_Problem description:_
Output the records exactly. Include every line.

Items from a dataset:
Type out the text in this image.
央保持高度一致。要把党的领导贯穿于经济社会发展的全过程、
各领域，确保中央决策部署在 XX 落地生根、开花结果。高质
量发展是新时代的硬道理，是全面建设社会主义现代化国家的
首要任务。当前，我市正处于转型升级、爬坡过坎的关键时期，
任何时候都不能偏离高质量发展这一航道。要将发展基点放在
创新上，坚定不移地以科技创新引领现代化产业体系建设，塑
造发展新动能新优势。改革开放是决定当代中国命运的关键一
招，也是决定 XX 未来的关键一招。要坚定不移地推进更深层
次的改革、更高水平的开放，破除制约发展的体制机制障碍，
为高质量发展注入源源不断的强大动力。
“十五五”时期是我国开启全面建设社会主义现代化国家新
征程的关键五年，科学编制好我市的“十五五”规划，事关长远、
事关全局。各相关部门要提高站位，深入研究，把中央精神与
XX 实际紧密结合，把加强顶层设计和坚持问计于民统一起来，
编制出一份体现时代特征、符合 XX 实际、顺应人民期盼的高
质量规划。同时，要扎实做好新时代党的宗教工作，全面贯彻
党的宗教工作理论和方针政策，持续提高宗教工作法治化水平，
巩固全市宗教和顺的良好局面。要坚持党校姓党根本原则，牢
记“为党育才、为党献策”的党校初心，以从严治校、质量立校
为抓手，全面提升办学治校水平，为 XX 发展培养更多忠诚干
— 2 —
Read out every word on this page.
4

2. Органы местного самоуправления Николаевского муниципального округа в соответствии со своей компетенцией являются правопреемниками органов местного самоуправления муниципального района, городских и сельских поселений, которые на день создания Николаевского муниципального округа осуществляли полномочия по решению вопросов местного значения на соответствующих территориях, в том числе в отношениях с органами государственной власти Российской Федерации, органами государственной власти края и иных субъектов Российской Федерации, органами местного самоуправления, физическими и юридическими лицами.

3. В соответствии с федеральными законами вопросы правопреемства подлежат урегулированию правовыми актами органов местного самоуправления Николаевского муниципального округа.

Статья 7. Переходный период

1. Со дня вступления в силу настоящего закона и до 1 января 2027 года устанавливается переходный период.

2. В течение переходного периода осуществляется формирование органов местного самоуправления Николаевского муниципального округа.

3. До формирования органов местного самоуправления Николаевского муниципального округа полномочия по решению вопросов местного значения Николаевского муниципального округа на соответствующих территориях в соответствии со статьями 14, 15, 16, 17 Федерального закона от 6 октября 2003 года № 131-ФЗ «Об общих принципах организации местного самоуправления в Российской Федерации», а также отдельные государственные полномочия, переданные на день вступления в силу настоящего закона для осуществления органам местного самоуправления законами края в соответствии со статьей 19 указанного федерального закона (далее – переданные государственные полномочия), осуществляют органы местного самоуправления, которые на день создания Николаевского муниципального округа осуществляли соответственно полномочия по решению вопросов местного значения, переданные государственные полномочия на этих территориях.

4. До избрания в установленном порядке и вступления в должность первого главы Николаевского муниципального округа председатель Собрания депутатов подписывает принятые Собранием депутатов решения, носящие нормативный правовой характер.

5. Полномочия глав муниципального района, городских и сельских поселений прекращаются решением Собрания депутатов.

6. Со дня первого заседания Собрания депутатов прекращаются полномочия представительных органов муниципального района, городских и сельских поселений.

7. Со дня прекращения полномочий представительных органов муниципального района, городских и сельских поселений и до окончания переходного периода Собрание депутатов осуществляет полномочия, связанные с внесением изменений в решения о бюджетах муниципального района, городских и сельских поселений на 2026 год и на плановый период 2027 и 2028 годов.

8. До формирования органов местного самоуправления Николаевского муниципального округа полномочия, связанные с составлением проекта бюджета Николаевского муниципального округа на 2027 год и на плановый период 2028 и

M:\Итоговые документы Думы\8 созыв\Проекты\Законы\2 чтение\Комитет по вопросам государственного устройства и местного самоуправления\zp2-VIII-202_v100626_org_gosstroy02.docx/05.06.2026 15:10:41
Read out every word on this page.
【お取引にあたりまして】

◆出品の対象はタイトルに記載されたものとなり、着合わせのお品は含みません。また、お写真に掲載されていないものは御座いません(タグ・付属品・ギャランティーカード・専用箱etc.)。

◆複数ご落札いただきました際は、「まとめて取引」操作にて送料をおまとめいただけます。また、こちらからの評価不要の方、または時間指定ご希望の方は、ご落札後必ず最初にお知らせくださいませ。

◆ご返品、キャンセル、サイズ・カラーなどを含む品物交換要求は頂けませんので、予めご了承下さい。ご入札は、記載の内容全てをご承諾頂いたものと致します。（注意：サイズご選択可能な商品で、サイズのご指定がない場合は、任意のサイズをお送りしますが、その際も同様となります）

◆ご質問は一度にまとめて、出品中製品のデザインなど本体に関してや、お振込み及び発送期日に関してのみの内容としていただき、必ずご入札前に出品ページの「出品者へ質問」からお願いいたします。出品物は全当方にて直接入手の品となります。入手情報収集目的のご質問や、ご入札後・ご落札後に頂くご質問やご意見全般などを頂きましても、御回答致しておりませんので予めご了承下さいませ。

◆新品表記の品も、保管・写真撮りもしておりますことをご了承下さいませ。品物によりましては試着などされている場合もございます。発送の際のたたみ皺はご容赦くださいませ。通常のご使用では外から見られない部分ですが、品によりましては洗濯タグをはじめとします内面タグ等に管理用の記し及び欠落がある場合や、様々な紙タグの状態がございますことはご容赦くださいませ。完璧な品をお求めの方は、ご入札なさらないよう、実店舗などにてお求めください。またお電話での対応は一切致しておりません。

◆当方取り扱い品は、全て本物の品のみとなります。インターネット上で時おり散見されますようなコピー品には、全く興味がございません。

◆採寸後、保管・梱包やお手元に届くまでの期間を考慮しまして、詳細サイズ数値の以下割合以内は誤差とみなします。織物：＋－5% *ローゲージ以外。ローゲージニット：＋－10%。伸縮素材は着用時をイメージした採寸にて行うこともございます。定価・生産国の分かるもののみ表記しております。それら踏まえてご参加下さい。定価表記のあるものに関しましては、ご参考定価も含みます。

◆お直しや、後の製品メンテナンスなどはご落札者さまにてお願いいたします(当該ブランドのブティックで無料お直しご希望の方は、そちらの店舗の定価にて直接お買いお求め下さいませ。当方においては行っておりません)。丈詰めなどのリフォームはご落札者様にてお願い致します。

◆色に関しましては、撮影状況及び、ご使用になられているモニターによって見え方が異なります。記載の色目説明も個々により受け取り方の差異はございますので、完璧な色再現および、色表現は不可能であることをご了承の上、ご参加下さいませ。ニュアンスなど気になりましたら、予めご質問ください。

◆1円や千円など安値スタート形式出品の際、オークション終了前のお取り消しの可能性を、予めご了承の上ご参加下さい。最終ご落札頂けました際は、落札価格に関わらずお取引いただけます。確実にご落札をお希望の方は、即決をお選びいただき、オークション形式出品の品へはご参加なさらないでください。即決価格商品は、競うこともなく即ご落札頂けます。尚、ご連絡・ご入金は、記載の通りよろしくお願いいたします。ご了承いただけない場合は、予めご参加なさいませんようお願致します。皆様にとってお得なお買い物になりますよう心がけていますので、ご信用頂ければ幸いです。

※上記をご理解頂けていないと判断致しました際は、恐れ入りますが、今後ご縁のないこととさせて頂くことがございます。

_The completed task:_
Type out the text in this image.
央保持高度一致。要把党的领导贯穿于经济社会发展的全过程、
各领域，确保中央决策部署在 XX 落地生根、开花结果。高质
量发展是新时代的硬道理，是全面建设社会主义现代化国家的
首要任务。当前，我市正处于转型升级、爬坡过坎的关键时期，
任何时候都不能偏离高质量发展这一航道。要将发展基点放在
创新上，坚定不移地以科技创新引领现代化产业体系建设，塑
造发展新动能新优势。改革开放是决定当代中国命运的关键一
招，也是决定 XX 未来的关键一招。要坚定不移地推进更深层
次的改革、更高水平的开放，破除制约发展的体制机制障碍，
为高质量发展注入源源不断的强大动力。
“十五五”时期是我国开启全面建设社会主义现代化国家新
征程的关键五年，科学编制好我市的“十五五”规划，事关长远、
事关全局。各相关部门要提高站位，深入研究，把中央精神与
XX 实际紧密结合，把加强顶层设计和坚持问计于民统一起来，
编制出一份体现时代特征、符合 XX 实际、顺应人民期盼的高
质量规划。同时，要扎实做好新时代党的宗教工作，全面贯彻
党的宗教工作理论和方针政策，持续提高宗教工作法治化水平，
巩固全市宗教和顺的良好局面。要坚持党校姓党根本原则，牢
记“为党育才、为党献策”的党校初心，以从严治校、质量立校
为抓手，全面提升办学治校水平，为 XX 发展培养更多忠诚干
— 2 —
Read out every word on this page.
4

2. Органы местного самоуправления Николаевского муниципального округа в соответствии со своей компетенцией являются правопреемниками органов местного самоуправления муниципального района, городских и сельских поселений, которые на день создания Николаевского муниципального округа осуществляли полномочия по решению вопросов местного значения на соответствующих территориях, в том числе в отношениях с органами государственной власти Российской Федерации, органами государственной власти края и иных субъектов Российской Федерации, органами местного самоуправления, физическими и юридическими лицами.

3. В соответствии с федеральными законами вопросы правопреемства подлежат урегулированию правовыми актами органов местного самоуправления Николаевского муниципального округа.

Статья 7. Переходный период

1. Со дня вступления в силу настоящего закона и до 1 января 2027 года устанавливается переходный период.

2. В течение переходного периода осуществляется формирование органов местного самоуправления Николаевского муниципального округа.

3. До формирования органов местного самоуправления Николаевского муниципального округа полномочия по решению вопросов местного значения Николаевского муниципального округа на соответствующих территориях в соответствии со статьями 14, 15, 16, 17 Федерального закона от 6 октября 2003 года № 131-ФЗ «Об общих принципах организации местного самоуправления в Российской Федерации», а также отдельные государственные полномочия, переданные на день вступления в силу настоящего закона для осуществления органам местного самоуправления законами края в соответствии со статьей 19 указанного федерального закона (далее – переданные государственные полномочия), осуществляют органы местного самоуправления, которые на день создания Николаевского муниципального округа осуществляли соответственно полномочия по решению вопросов местного значения, переданные государственные полномочия на этих территориях.

4. До избрания в установленном порядке и вступления в должность первого главы Николаевского муниципального округа председатель Собрания депутатов подписывает принятые Собранием депутатов решения, носящие нормативный правовой характер.

5. Полномочия глав муниципального района, городских и сельских поселений прекращаются решением Собрания депутатов.

6. Со дня первого заседания Собрания депутатов прекращаются полномочия представительных органов муниципального района, городских и сельских поселений.

7. Со дня прекращения полномочий представительных органов муниципального района, городских и сельских поселений и до окончания переходного периода Собрание депутатов осуществляет полномочия, связанные с внесением изменений в решения о бюджетах муниципального района, городских и сельских поселений на 2026 год и на плановый период 2027 и 2028 годов.

8. До формирования органов местного самоуправления Николаевского муниципального округа полномочия, связанные с составлением проекта бюджета Николаевского муниципального округа на 2027 год и на плановый период 2028 и

M:\Итоговые документы Думы\8 созыв\Проекты\Законы\2 чтение\Комитет по вопросам государственного устройства и местного самоуправления\zp2-VIII-202_v100626_org_gosstroy02.docx/05.06.2026 15:10:41
Read out every word on this page.
【お取引にあたりまして】

◆出品の対象はタイトルに記載されたものとなり、着合わせのお品は含みません。また、お写真に掲載されていないものは御座いません(タグ・付属品・ギャランティーカード・専用箱etc.)。

◆複数ご落札いただきました際は、「まとめて取引」操作にて送料をおまとめいただけます。また、こちらからの評価不要の方、または時間指定ご希望の方は、ご落札後必ず最初にお知らせくださいませ。

◆ご返品、キャンセル、サイズ・カラーなどを含む品物交換要求は頂けませんので、予めご了承下さい。ご入札は、記載の内容全てをご承諾頂いたものと致します。（注意：サイズご選択可能な商品で、サイズのご指定がない場合は、任意のサイズをお送りしますが、その際も同様となります）

◆ご質問は一度にまとめて、出品中製品のデザインなど本体に関してや、お振込み及び発送期日に関してのみの内容としていただき、必ずご入札前に出品ページの「出品者へ質問」からお願いいたします。出品物は全当方にて直接入手の品となります。入手情報収集目的のご質問や、ご入札後・ご落札後に頂くご質問やご意見全般などを頂きましても、御回答致しておりませんので予めご了承下さいませ。

◆新品表記の品も、保管・写真撮りもしておりますことをご了承下さいませ。品物によりましては試着などされている場合もございます。発送の際のたたみ皺はご容赦くださいませ。通常のご使用では外から見られない部分ですが、品によりましては洗濯タグをはじめとします内面タグ等に管理用の記し及び欠落がある場合や、様々な紙タグの状態がございますことはご容赦くださいませ。完璧な品をお求めの方は、ご入札なさらないよう、実店舗などにてお求めください。またお電話での対応は一切致しておりません。

◆当方取り扱い品は、全て本物の品のみとなります。インターネット上で時おり散見されますようなコピー品には、全く興味がございません。

◆採寸後、保管・梱包やお手元に届くまでの期間を考慮しまして、詳細サイズ数値の以下割合以内は誤差とみなします。織物：＋－5% *ローゲージ以外。ローゲージニット：＋－10%。伸縮素材は着用時をイメージした採寸にて行うこともございます。定価・生産国の分かるもののみ表記しております。それら踏まえてご参加下さい。定価表記のあるものに関しましては、ご参考定価も含みます。

◆お直しや、後の製品メンテナンスなどはご落札者さまにてお願いいたします(当該ブランドのブティックで無料お直しご希望の方は、そちらの店舗の定価にて直接お買いお求め下さいませ。当方においては行っておりません)。丈詰めなどのリフォームはご落札者様にてお願い致します。

◆色に関しましては、撮影状況及び、ご使用になられているモニターによって見え方が異なります。記載の色目説明も個々により受け取り方の差異はございますので、完璧な色再現および、色表現は不可能であることをご了承の上、ご参加下さいませ。ニュアンスなど気になりましたら、予めご質問ください。

◆1円や千円など安値スタート形式出品の際、オークション終了前のお取り消しの可能性を、予めご了承の上ご参加下さい。最終ご落札頂けました際は、落札価格に関わらずお取引いただけます。確実にご落札をお希望の方は、即決をお選びいただき、オークション形式出品の品へはご参加なさらないでください。即決価格商品は、競うこともなく即ご落札頂けます。尚、ご連絡・ご入金は、記載の通りよろしくお願いいたします。ご了承いただけない場合は、予めご参加なさいませんようお願致します。皆様にとってお得なお買い物になりますよう心がけていますので、ご信用頂ければ幸いです。

※上記をご理解頂けていないと判断致しました際は、恐れ入りますが、今後ご縁のないこととさせて頂くことがございます。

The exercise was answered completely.